Stored dataset items
• • • •
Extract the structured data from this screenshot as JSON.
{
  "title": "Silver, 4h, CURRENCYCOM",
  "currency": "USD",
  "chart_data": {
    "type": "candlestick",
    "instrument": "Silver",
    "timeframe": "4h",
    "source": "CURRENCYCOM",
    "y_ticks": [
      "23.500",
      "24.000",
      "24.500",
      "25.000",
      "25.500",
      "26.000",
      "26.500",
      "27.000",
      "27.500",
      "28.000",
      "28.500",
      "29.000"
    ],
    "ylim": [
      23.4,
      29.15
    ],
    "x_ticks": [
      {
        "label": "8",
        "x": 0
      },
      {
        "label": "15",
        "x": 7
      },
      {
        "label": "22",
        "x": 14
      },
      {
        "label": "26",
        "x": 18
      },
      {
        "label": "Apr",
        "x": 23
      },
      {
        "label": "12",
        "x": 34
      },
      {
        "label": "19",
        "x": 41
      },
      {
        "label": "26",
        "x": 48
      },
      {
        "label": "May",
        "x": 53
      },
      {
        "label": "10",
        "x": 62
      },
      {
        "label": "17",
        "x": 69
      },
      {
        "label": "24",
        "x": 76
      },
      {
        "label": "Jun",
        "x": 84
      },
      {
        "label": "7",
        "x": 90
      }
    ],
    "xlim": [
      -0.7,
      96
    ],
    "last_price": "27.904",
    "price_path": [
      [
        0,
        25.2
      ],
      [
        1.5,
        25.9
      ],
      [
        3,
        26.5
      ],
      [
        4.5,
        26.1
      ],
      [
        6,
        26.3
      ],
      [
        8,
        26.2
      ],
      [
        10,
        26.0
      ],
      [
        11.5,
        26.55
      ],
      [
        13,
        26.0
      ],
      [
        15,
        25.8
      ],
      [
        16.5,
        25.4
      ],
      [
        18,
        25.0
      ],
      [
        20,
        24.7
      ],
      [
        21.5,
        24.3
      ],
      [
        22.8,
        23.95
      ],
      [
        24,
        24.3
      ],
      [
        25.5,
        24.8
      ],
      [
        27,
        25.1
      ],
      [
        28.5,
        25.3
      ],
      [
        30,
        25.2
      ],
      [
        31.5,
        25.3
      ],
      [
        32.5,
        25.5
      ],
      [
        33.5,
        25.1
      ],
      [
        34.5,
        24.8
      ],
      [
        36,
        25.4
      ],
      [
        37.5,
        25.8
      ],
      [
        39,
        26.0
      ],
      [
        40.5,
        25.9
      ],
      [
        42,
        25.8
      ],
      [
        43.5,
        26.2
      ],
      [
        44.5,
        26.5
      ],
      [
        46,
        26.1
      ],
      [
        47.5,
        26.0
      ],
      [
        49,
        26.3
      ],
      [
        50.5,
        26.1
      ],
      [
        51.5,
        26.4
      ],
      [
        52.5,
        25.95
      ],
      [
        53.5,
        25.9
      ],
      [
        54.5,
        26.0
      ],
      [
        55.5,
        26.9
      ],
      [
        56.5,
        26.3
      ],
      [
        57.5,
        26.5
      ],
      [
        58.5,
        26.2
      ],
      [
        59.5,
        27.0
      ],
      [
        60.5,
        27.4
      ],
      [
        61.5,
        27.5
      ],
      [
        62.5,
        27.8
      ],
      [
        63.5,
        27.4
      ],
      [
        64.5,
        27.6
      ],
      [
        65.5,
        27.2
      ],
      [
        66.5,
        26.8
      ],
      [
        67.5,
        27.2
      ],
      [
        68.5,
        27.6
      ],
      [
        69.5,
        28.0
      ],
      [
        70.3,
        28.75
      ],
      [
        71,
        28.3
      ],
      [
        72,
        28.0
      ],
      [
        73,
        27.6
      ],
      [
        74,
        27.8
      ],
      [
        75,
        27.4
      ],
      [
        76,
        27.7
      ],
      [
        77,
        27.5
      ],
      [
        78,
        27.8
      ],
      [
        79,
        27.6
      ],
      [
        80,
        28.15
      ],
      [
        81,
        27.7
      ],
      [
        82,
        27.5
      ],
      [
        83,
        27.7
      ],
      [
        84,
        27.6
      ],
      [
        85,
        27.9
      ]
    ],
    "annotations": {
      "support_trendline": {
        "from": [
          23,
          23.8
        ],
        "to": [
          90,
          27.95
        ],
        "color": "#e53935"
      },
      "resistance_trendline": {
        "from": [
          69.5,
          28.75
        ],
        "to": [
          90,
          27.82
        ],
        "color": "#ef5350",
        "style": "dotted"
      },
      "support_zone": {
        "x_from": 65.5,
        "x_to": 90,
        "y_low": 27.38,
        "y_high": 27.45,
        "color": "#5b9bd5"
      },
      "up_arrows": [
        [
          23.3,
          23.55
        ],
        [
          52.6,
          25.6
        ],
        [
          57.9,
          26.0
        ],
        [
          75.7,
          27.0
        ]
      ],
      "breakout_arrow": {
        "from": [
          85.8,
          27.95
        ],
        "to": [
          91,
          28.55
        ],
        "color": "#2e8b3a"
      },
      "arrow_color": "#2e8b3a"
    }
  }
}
• • • •
- **WHAT YOU WILL DO**:
Copy every line exactly. Leave nothing out.

- **SOLUTION BELOW**:
Extract the structured data from this screenshot as JSON.
{
  "title": "Silver, 4h, CURRENCYCOM",
  "currency": "USD",
  "chart_data": {
    "type": "candlestick",
    "instrument": "Silver",
    "timeframe": "4h",
    "source": "CURRENCYCOM",
    "y_ticks": [
      "23.500",
      "24.000",
      "24.500",
      "25.000",
      "25.500",
      "26.000",
      "26.500",
      "27.000",
      "27.500",
      "28.000",
      "28.500",
      "29.000"
    ],
    "ylim": [
      23.4,
      29.15
    ],
    "x_ticks": [
      {
        "label": "8",
        "x": 0
      },
      {
        "label": "15",
        "x": 7
      },
      {
        "label": "22",
        "x": 14
      },
      {
        "label": "26",
        "x": 18
      },
      {
        "label": "Apr",
        "x": 23
      },
      {
        "label": "12",
        "x": 34
      },
      {
        "label": "19",
        "x": 41
      },
      {
        "label": "26",
        "x": 48
      },
      {
        "label": "May",
        "x": 53
      },
      {
        "label": "10",
        "x": 62
      },
      {
        "label": "17",
        "x": 69
      },
      {
        "label": "24",
        "x": 76
      },
      {
        "label": "Jun",
        "x": 84
      },
      {
        "label": "7",
        "x": 90
      }
    ],
    "xlim": [
      -0.7,
      96
    ],
    "last_price": "27.904",
    "price_path": [
      [
        0,
        25.2
      ],
      [
        1.5,
        25.9
      ],
      [
        3,
        26.5
      ],
      [
        4.5,
        26.1
      ],
      [
        6,
        26.3
      ],
      [
        8,
        26.2
      ],
      [
        10,
        26.0
      ],
      [
        11.5,
        26.55
      ],
      [
        13,
        26.0
      ],
      [
        15,
        25.8
      ],
      [
        16.5,
        25.4
      ],
      [
        18,
        25.0
      ],
      [
        20,
        24.7
      ],
      [
        21.5,
        24.3
      ],
      [
        22.8,
        23.95
      ],
      [
        24,
        24.3
      ],
      [
        25.5,
        24.8
      ],
      [
        27,
        25.1
      ],
      [
        28.5,
        25.3
      ],
      [
        30,
        25.2
      ],
      [
        31.5,
        25.3
      ],
      [
        32.5,
        25.5
      ],
      [
        33.5,
        25.1
      ],
      [
        34.5,
        24.8
      ],
      [
        36,
        25.4
      ],
      [
        37.5,
        25.8
      ],
      [
        39,
        26.0
      ],
      [
        40.5,
        25.9
      ],
      [
        42,
        25.8
      ],
      [
        43.5,
        26.2
      ],
      [
        44.5,
        26.5
      ],
      [
        46,
        26.1
      ],
      [
        47.5,
        26.0
      ],
      [
        49,
        26.3
      ],
      [
        50.5,
        26.1
      ],
      [
        51.5,
        26.4
      ],
      [
        52.5,
        25.95
      ],
      [
        53.5,
        25.9
      ],
      [
        54.5,
        26.0
      ],
      [
        55.5,
        26.9
      ],
      [
        56.5,
        26.3
      ],
      [
        57.5,
        26.5
      ],
      [
        58.5,
        26.2
      ],
      [
        59.5,
        27.0
      ],
      [
        60.5,
        27.4
      ],
      [
        61.5,
        27.5
      ],
      [
        62.5,
        27.8
      ],
      [
        63.5,
        27.4
      ],
      [
        64.5,
        27.6
      ],
      [
        65.5,
        27.2
      ],
      [
        66.5,
        26.8
      ],
      [
        67.5,
        27.2
      ],
      [
        68.5,
        27.6
      ],
      [
        69.5,
        28.0
      ],
      [
        70.3,
        28.75
      ],
      [
        71,
        28.3
      ],
      [
        72,
        28.0
      ],
      [
        73,
        27.6
      ],
      [
        74,
        27.8
      ],
      [
        75,
        27.4
      ],
      [
        76,
        27.7
      ],
      [
        77,
        27.5
      ],
      [
        78,
        27.8
      ],
      [
        79,
        27.6
      ],
      [
        80,
        28.15
      ],
      [
        81,
        27.7
      ],
      [
        82,
        27.5
      ],
      [
        83,
        27.7
      ],
      [
        84,
        27.6
      ],
      [
        85,
        27.9
      ]
    ],
    "annotations": {
      "support_trendline": {
        "from": [
          23,
          23.8
        ],
        "to": [
          90,
          27.95
        ],
        "color": "#e53935"
      },
      "resistance_trendline": {
        "from": [
          69.5,
          28.75
        ],
        "to": [
          90,
          27.82
        ],
        "color": "#ef5350",
        "style": "dotted"
      },
      "support_zone": {
        "x_from": 65.5,
        "x_to": 90,
        "y_low": 27.38,
        "y_high": 27.45,
        "color": "#5b9bd5"
      },
      "up_arrows": [
        [
          23.3,
          23.55
        ],
        [
          52.6,
          25.6
        ],
        [
          57.9,
          26.0
        ],
        [
          75.7,
          27.0
        ]
      ],
      "breakout_arrow": {
        "from": [
          85.8,
          27.95
        ],
        "to": [
          91,
          28.55
        ],
        "color": "#2e8b3a"
      },
      "arrow_color": "#2e8b3a"
    }
  }
}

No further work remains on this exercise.